Exercise requirements:
Look through the records below and collect all lines that hold the string "document".

Records provided:
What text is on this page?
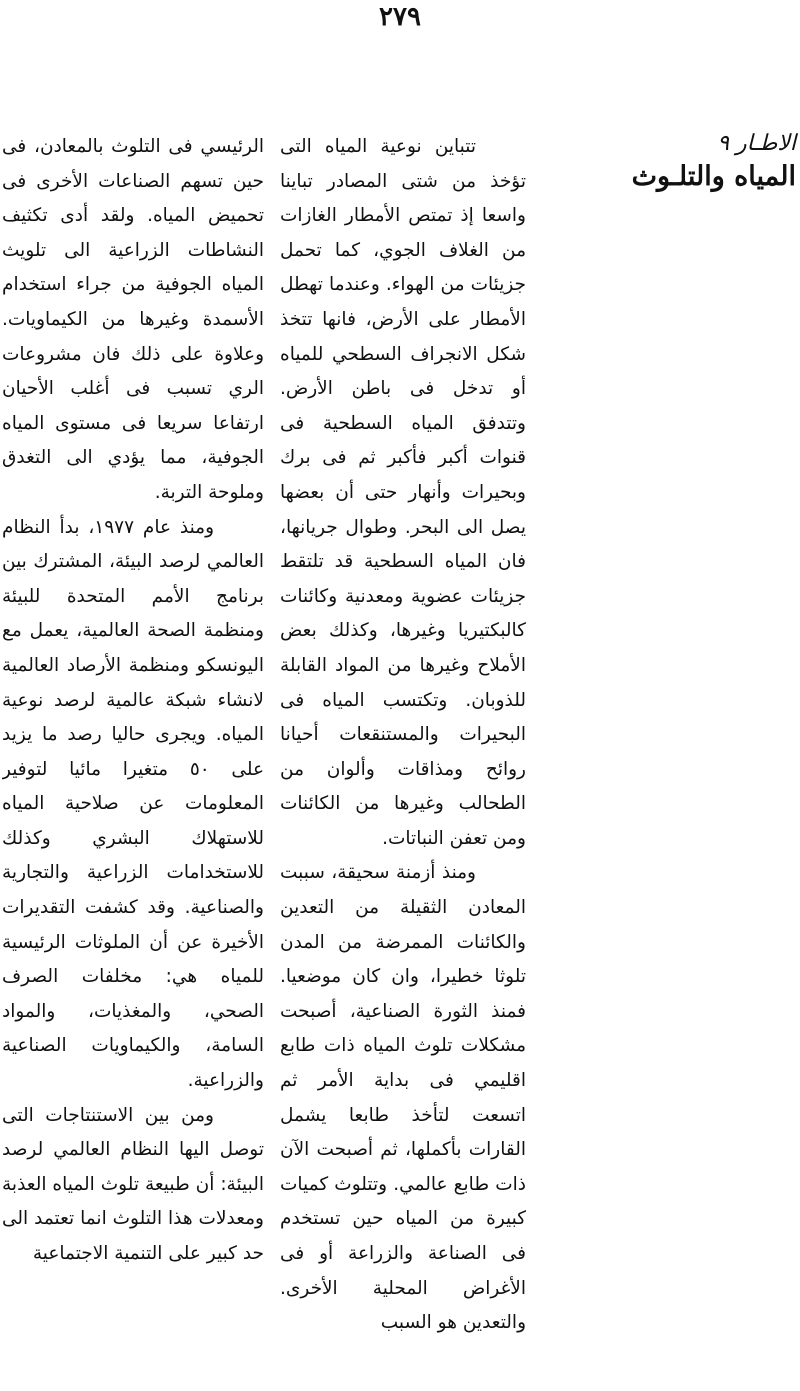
٢٧٩
الاطـار ٩
المياه والتلـوث

تتباين نوعية المياه التى تؤخذ من شتى المصادر تباينا واسعا إذ تمتص الأمطار الغازات من الغلاف الجوي، كما تحمل جزيئات من الهواء. وعندما تهطل الأمطار على الأرض، فانها تتخذ شكل الانجراف السطحي للمياه أو تدخل فى باطن الأرض. وتتدفق المياه السطحية فى قنوات أكبر فأكبر ثم فى برك وبحيرات وأنهار حتى أن بعضها يصل الى البحر. وطوال جريانها، فان المياه السطحية قد تلتقط جزيئات عضوية ومعدنية وكائنات كالبكتيريا وغيرها، وكذلك بعض الأملاح وغيرها من المواد القابلة للذوبان. وتكتسب المياه فى البحيرات والمستنقعات أحيانا روائح ومذاقات وألوان من الطحالب وغيرها من الكائنات ومن تعفن النباتات.

ومنذ أزمنة سحيقة، سببت المعادن الثقيلة من التعدين والكائنات الممرضة من المدن تلوثا خطيرا، وان كان موضعيا. فمنذ الثورة الصناعية، أصبحت مشكلات تلوث المياه ذات طابع اقليمي فى بداية الأمر ثم اتسعت لتأخذ طابعا يشمل القارات بأكملها، ثم أصبحت الآن ذات طابع عالمي. وتتلوث كميات كبيرة من المياه حين تستخدم فى الصناعة والزراعة أو فى الأغراض المحلية الأخرى. والتعدين هو السبب

الرئيسي فى التلوث بالمعادن، فى حين تسهم الصناعات الأخرى فى تحميض المياه. ولقد أدى تكثيف النشاطات الزراعية الى تلويث المياه الجوفية من جراء استخدام الأسمدة وغيرها من الكيماويات. وعلاوة على ذلك فان مشروعات الري تسبب فى أغلب الأحيان ارتفاعا سريعا فى مستوى المياه الجوفية، مما يؤدي الى التغدق وملوحة التربة.

ومنذ عام ١٩٧٧، بدأ النظام العالمي لرصد البيئة، المشترك بين برنامج الأمم المتحدة للبيئة ومنظمة الصحة العالمية، يعمل مع اليونسكو ومنظمة الأرصاد العالمية لانشاء شبكة عالمية لرصد نوعية المياه. ويجرى حاليا رصد ما يزيد على ٥٠ متغيرا مائيا لتوفير المعلومات عن صلاحية المياه للاستهلاك البشري وكذلك للاستخدامات الزراعية والتجارية والصناعية. وقد كشفت التقديرات الأخيرة عن أن الملوثات الرئيسية للمياه هي: مخلفات الصرف الصحي، والمغذيات، والمواد السامة، والكيماويات الصناعية والزراعية.

ومن بين الاستنتاجات التى توصل اليها النظام العالمي لرصد البيئة: أن طبيعة تلوث المياه العذبة ومعدلات هذا التلوث انما تعتمد الى حد كبير على التنمية الاجتماعية
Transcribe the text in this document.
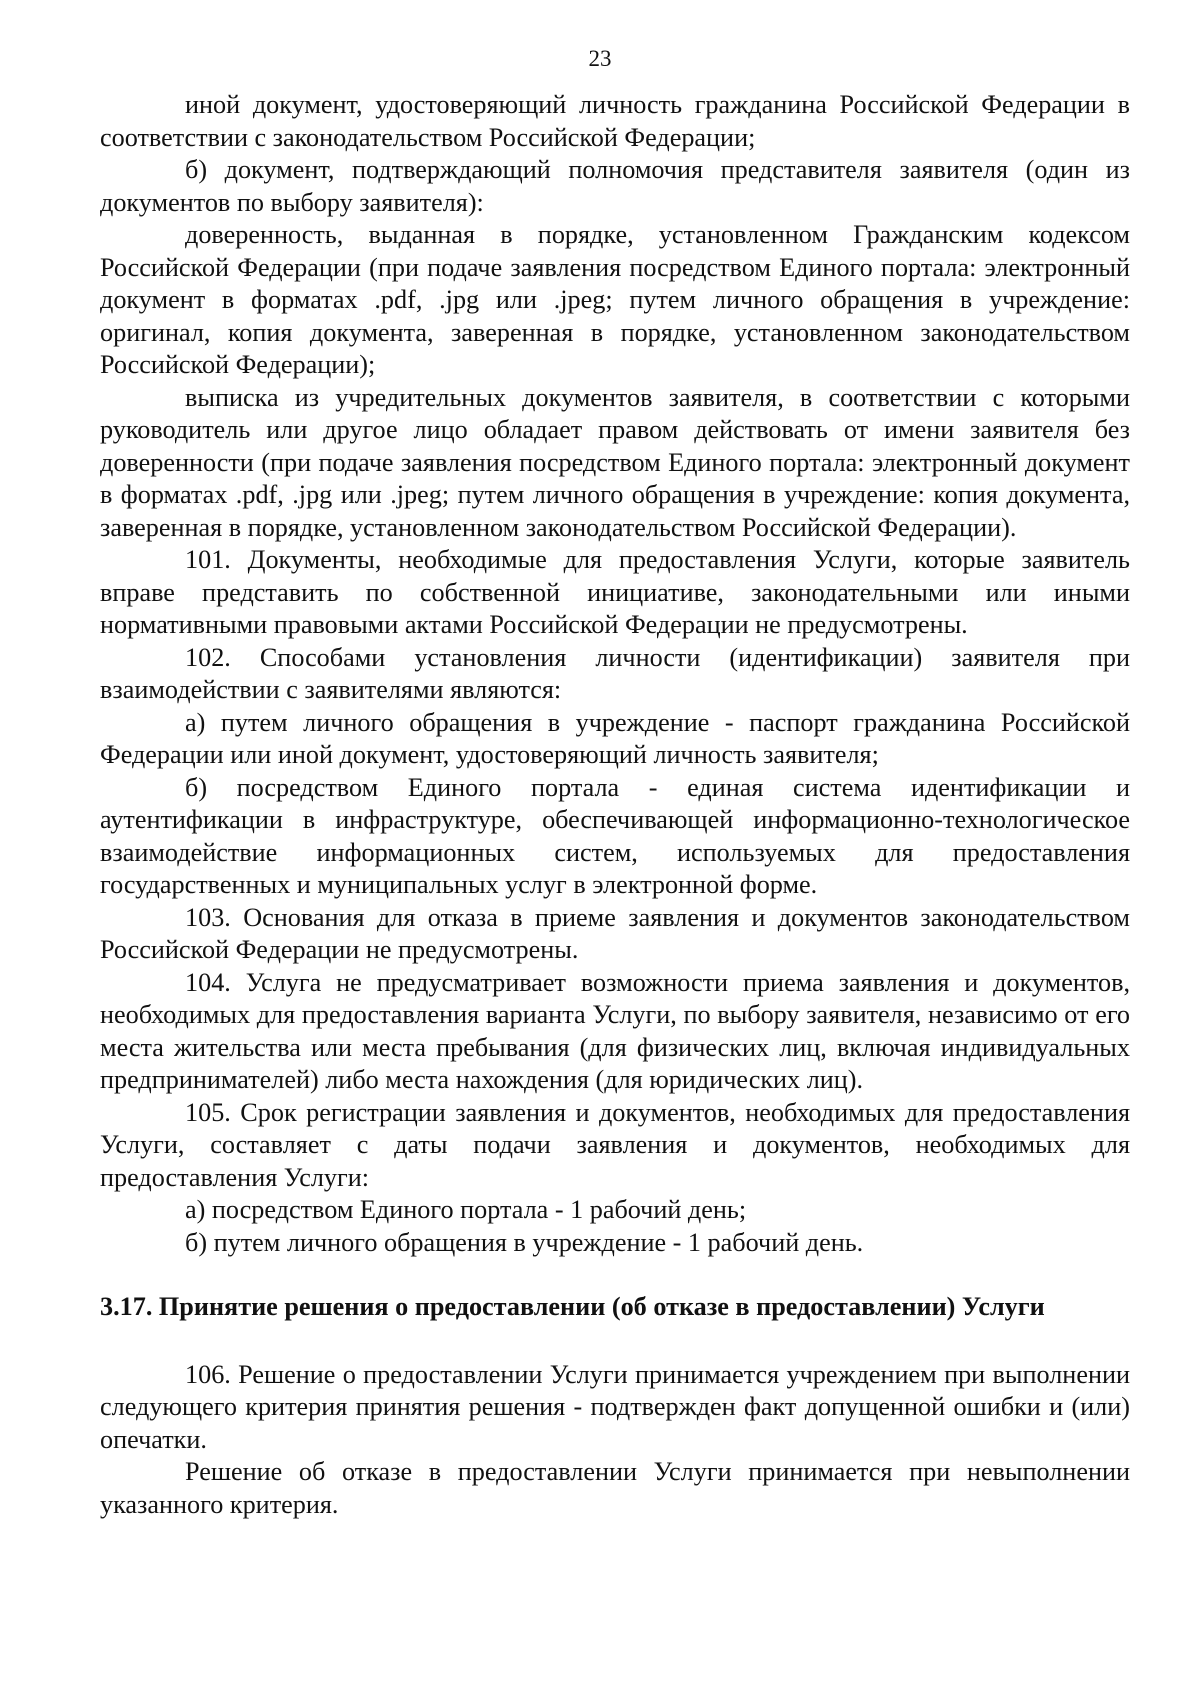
23

иной документ, удостоверяющий личность гражданина Российской Федерации в соответствии с законодательством Российской Федерации;

б) документ, подтверждающий полномочия представителя заявителя (один из документов по выбору заявителя):

доверенность, выданная в порядке, установленном Гражданским кодексом Российской Федерации (при подаче заявления посредством Единого портала: электронный документ в форматах .pdf, .jpg или .jpeg; путем личного обращения в учреждение: оригинал, копия документа, заверенная в порядке, установленном законодательством Российской Федерации);

выписка из учредительных документов заявителя, в соответствии с которыми руководитель или другое лицо обладает правом действовать от имени заявителя без доверенности (при подаче заявления посредством Единого портала: электронный документ в форматах .pdf, .jpg или .jpeg; путем личного обращения в учреждение: копия документа, заверенная в порядке, установленном законодательством Российской Федерации).

101. Документы, необходимые для предоставления Услуги, которые заявитель вправе представить по собственной инициативе, законодательными или иными нормативными правовыми актами Российской Федерации не предусмотрены.

102. Способами установления личности (идентификации) заявителя при взаимодействии с заявителями являются:

а) путем личного обращения в учреждение - паспорт гражданина Российской Федерации или иной документ, удостоверяющий личность заявителя;

б) посредством Единого портала - единая система идентификации и аутентификации в инфраструктуре, обеспечивающей информационно-технологическое взаимодействие информационных систем, используемых для предоставления государственных и муниципальных услуг в электронной форме.

103. Основания для отказа в приеме заявления и документов законодательством Российской Федерации не предусмотрены.

104. Услуга не предусматривает возможности приема заявления и документов, необходимых для предоставления варианта Услуги, по выбору заявителя, независимо от его места жительства или места пребывания (для физических лиц, включая индивидуальных предпринимателей) либо места нахождения (для юридических лиц).

105. Срок регистрации заявления и документов, необходимых для предоставления Услуги, составляет с даты подачи заявления и документов, необходимых для предоставления Услуги:

а) посредством Единого портала - 1 рабочий день;

б) путем личного обращения в учреждение - 1 рабочий день.

3.17. Принятие решения о предоставлении (об отказе в предоставлении) Услуги

106. Решение о предоставлении Услуги принимается учреждением при выполнении следующего критерия принятия решения - подтвержден факт допущенной ошибки и (или) опечатки.

Решение об отказе в предоставлении Услуги принимается при невыполнении указанного критерия.
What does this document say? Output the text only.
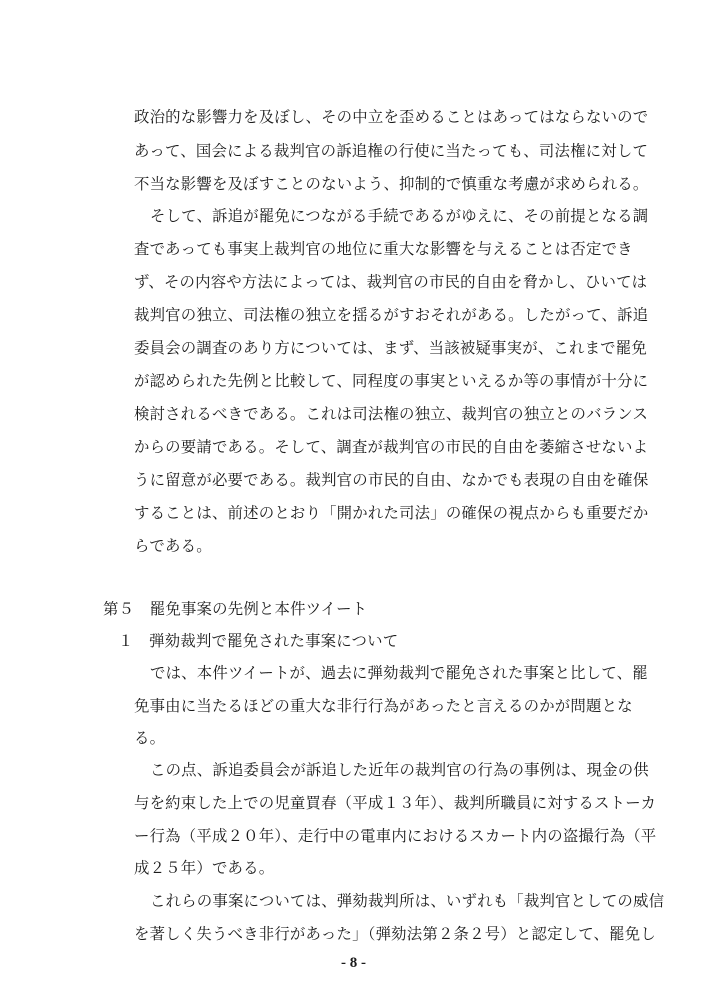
政治的な影響力を及ぼし、その中立を歪めることはあってはならないので
あって、国会による裁判官の訴追権の行使に当たっても、司法権に対して
不当な影響を及ぼすことのないよう、抑制的で慎重な考慮が求められる。
そして、訴追が罷免につながる手続であるがゆえに、その前提となる調
査であっても事実上裁判官の地位に重大な影響を与えることは否定でき
ず、その内容や方法によっては、裁判官の市民的自由を脅かし、ひいては
裁判官の独立、司法権の独立を揺るがすおそれがある。したがって、訴追
委員会の調査のあり方については、まず、当該被疑事実が、これまで罷免
が認められた先例と比較して、同程度の事実といえるか等の事情が十分に
検討されるべきである。これは司法権の独立、裁判官の独立とのバランス
からの要請である。そして、調査が裁判官の市民的自由を萎縮させないよ
うに留意が必要である。裁判官の市民的自由、なかでも表現の自由を確保
することは、前述のとおり「開かれた司法」の確保の視点からも重要だか
らである。
第５　罷免事案の先例と本件ツイート
１　弾劾裁判で罷免された事案について
では、本件ツイートが、過去に弾劾裁判で罷免された事案と比して、罷
免事由に当たるほどの重大な非行行為があったと言えるのかが問題とな
る。
この点、訴追委員会が訴追した近年の裁判官の行為の事例は、現金の供
与を約束した上での児童買春（平成１３年）、裁判所職員に対するストーカ
ー行為（平成２０年）、走行中の電車内におけるスカート内の盗撮行為（平
成２５年）である。
これらの事案については、弾劾裁判所は、いずれも「裁判官としての威信
を著しく失うべき非行があった」（弾劾法第２条２号）と認定して、罷免し
- 8 -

Exercise solution:
Transcribe the text in this document.
What does this document say? Output the text only.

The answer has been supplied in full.